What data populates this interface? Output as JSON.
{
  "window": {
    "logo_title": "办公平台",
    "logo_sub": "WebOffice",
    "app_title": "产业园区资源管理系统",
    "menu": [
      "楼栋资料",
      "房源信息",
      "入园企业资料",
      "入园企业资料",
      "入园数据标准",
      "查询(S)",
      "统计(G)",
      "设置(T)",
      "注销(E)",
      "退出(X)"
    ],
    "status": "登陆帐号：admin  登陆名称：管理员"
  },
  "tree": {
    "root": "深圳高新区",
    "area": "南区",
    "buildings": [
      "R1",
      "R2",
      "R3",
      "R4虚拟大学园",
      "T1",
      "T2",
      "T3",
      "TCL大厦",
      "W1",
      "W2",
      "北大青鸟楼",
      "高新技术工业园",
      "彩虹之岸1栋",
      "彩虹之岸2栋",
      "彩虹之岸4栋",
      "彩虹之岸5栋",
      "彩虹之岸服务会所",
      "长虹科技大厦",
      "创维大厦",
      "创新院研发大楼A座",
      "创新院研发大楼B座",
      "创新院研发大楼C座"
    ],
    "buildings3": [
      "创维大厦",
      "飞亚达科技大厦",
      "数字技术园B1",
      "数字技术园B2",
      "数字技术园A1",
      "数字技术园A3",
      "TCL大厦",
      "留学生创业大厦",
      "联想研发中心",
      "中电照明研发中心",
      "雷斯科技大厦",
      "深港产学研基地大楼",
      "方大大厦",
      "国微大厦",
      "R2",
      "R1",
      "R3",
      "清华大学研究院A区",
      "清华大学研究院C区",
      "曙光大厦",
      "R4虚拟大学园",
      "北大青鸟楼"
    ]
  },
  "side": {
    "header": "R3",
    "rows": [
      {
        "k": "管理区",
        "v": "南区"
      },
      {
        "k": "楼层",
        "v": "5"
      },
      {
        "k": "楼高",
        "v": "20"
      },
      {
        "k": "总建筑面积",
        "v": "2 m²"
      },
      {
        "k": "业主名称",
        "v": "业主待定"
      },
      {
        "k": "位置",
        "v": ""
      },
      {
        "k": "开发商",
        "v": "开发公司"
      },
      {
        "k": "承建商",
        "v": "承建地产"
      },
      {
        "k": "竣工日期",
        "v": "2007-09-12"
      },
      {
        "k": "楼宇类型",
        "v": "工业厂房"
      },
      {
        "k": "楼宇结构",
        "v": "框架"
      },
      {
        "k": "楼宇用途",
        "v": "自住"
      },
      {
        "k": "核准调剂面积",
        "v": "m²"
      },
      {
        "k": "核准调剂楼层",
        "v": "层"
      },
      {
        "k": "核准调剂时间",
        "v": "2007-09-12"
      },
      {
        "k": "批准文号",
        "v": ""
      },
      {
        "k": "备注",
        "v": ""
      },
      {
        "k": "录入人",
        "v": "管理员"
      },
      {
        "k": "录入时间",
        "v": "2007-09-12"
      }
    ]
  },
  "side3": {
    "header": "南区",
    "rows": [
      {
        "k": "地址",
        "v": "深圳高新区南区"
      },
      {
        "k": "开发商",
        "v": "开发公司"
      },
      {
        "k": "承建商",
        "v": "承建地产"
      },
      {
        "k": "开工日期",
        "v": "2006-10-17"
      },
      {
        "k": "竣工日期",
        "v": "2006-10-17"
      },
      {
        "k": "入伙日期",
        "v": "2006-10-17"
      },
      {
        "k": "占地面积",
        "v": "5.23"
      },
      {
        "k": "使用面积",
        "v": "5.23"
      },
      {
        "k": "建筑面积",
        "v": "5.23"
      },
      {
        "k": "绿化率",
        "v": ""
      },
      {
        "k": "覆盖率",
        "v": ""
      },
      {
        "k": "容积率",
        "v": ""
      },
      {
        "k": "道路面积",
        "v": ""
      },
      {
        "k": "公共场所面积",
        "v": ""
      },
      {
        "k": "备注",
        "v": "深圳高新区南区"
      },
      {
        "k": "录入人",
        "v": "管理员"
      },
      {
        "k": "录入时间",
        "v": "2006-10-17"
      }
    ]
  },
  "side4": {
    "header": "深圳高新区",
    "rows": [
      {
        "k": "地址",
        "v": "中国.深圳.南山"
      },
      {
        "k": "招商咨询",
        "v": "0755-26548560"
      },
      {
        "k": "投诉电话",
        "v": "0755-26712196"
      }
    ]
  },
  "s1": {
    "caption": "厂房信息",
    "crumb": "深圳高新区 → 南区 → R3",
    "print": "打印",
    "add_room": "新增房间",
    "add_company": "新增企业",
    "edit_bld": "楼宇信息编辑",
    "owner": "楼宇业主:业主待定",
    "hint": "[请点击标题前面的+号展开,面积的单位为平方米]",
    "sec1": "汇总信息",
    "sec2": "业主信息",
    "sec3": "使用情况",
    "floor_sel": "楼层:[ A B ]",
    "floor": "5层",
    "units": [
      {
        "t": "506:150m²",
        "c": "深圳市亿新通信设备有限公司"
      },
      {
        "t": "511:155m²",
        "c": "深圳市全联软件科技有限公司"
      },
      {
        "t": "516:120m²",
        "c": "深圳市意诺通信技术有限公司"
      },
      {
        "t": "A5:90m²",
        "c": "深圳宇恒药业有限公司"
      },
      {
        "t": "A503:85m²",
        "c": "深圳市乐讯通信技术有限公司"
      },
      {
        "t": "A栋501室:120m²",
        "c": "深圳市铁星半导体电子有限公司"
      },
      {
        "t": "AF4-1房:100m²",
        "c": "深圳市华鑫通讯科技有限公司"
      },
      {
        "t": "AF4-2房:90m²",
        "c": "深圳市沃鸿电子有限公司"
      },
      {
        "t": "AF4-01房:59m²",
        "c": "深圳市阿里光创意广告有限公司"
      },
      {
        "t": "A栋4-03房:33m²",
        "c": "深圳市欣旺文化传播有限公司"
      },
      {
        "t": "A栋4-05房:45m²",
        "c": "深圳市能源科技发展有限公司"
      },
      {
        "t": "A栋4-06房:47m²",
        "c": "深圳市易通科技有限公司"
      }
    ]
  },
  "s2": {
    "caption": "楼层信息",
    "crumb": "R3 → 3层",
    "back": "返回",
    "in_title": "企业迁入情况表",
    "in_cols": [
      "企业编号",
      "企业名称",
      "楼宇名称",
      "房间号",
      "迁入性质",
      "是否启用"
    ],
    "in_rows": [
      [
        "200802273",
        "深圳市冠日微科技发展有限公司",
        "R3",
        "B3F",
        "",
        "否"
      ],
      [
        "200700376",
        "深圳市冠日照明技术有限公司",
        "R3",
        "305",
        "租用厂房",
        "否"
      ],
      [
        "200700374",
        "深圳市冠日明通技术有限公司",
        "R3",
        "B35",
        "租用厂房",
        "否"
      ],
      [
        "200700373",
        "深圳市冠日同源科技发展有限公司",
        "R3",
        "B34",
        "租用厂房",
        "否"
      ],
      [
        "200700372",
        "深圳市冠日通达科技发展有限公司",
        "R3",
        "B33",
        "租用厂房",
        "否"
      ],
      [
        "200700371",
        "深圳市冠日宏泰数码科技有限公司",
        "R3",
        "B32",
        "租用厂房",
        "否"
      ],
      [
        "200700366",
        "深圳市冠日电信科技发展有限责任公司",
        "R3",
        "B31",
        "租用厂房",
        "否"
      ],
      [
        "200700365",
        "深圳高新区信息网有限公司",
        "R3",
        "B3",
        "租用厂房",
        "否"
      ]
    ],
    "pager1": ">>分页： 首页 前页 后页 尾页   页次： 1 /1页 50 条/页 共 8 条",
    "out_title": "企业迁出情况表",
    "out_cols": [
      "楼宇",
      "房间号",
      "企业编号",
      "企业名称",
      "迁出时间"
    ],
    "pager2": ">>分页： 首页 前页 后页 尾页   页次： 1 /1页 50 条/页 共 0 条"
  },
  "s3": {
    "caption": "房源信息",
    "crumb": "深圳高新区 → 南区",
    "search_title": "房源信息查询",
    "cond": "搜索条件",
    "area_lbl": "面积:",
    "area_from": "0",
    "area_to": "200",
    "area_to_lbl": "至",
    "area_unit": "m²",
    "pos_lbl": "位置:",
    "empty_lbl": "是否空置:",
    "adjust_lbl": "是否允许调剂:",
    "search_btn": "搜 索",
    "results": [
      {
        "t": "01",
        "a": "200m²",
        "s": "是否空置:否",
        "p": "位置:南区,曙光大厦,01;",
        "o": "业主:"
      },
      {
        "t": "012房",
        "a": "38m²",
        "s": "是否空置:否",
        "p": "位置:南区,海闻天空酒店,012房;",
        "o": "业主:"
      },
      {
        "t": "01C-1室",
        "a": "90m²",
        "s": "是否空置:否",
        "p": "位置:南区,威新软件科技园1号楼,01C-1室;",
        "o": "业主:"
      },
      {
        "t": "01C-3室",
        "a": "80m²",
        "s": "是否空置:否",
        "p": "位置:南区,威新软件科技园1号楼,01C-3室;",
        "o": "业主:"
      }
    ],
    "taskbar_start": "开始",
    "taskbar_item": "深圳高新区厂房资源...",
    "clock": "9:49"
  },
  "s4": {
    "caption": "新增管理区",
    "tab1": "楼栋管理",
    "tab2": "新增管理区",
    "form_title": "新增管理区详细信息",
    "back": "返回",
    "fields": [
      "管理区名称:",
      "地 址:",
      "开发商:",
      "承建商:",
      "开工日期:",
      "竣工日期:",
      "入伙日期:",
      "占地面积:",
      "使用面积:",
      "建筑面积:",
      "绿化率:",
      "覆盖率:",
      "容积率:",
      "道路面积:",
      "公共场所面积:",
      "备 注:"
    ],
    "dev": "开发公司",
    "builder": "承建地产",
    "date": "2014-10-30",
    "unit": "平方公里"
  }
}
= = =
▶ **WHAT TO DO**
State how many lines of the material contain the string "crumb", with no other words.

▶ **EXERCISE SOLUTION**
3